> WHAT IS NEEDED: Can you retype every record below exactly as written?

Extracted records:
^^^^^^^^^^^^^^^^
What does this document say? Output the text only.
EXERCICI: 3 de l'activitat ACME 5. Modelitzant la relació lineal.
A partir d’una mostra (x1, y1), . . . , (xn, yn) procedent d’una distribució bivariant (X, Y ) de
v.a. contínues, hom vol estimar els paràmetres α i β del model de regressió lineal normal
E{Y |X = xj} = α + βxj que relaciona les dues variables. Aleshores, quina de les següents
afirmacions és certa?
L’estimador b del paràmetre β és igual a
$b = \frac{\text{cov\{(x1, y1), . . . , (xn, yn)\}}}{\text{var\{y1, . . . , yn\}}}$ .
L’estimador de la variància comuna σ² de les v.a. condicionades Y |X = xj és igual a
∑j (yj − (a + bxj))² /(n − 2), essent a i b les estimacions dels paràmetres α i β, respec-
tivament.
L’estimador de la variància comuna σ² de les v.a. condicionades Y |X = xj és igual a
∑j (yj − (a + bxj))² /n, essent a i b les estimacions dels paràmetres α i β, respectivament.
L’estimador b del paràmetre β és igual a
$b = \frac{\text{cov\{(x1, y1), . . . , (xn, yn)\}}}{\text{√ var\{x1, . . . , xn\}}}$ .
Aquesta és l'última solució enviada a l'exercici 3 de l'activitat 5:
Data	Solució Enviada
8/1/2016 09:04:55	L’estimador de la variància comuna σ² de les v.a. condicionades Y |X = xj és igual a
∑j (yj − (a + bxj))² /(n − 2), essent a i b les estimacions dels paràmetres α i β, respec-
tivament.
^^^^^^^^^^^^^^^^
> COMPLETED EXERCISE:
What does this document say? Output the text only.
EXERCICI: 3 de l'activitat ACME 5. Modelitzant la relació lineal.
A partir d’una mostra (x1, y1), . . . , (xn, yn) procedent d’una distribució bivariant (X, Y ) de
v.a. contínues, hom vol estimar els paràmetres α i β del model de regressió lineal normal
E{Y |X = xj} = α + βxj que relaciona les dues variables. Aleshores, quina de les següents
afirmacions és certa?
L’estimador b del paràmetre β és igual a
$b = \frac{\text{cov\{(x1, y1), . . . , (xn, yn)\}}}{\text{var\{y1, . . . , yn\}}}$ .
L’estimador de la variància comuna σ² de les v.a. condicionades Y |X = xj és igual a
∑j (yj − (a + bxj))² /(n − 2), essent a i b les estimacions dels paràmetres α i β, respec-
tivament.
L’estimador de la variància comuna σ² de les v.a. condicionades Y |X = xj és igual a
∑j (yj − (a + bxj))² /n, essent a i b les estimacions dels paràmetres α i β, respectivament.
L’estimador b del paràmetre β és igual a
$b = \frac{\text{cov\{(x1, y1), . . . , (xn, yn)\}}}{\text{√ var\{x1, . . . , xn\}}}$ .
Aquesta és l'última solució enviada a l'exercici 3 de l'activitat 5:
Data	Solució Enviada
8/1/2016 09:04:55	L’estimador de la variància comuna σ² de les v.a. condicionades Y |X = xj és igual a
∑j (yj − (a + bxj))² /(n − 2), essent a i b les estimacions dels paràmetres α i β, respec-
tivament.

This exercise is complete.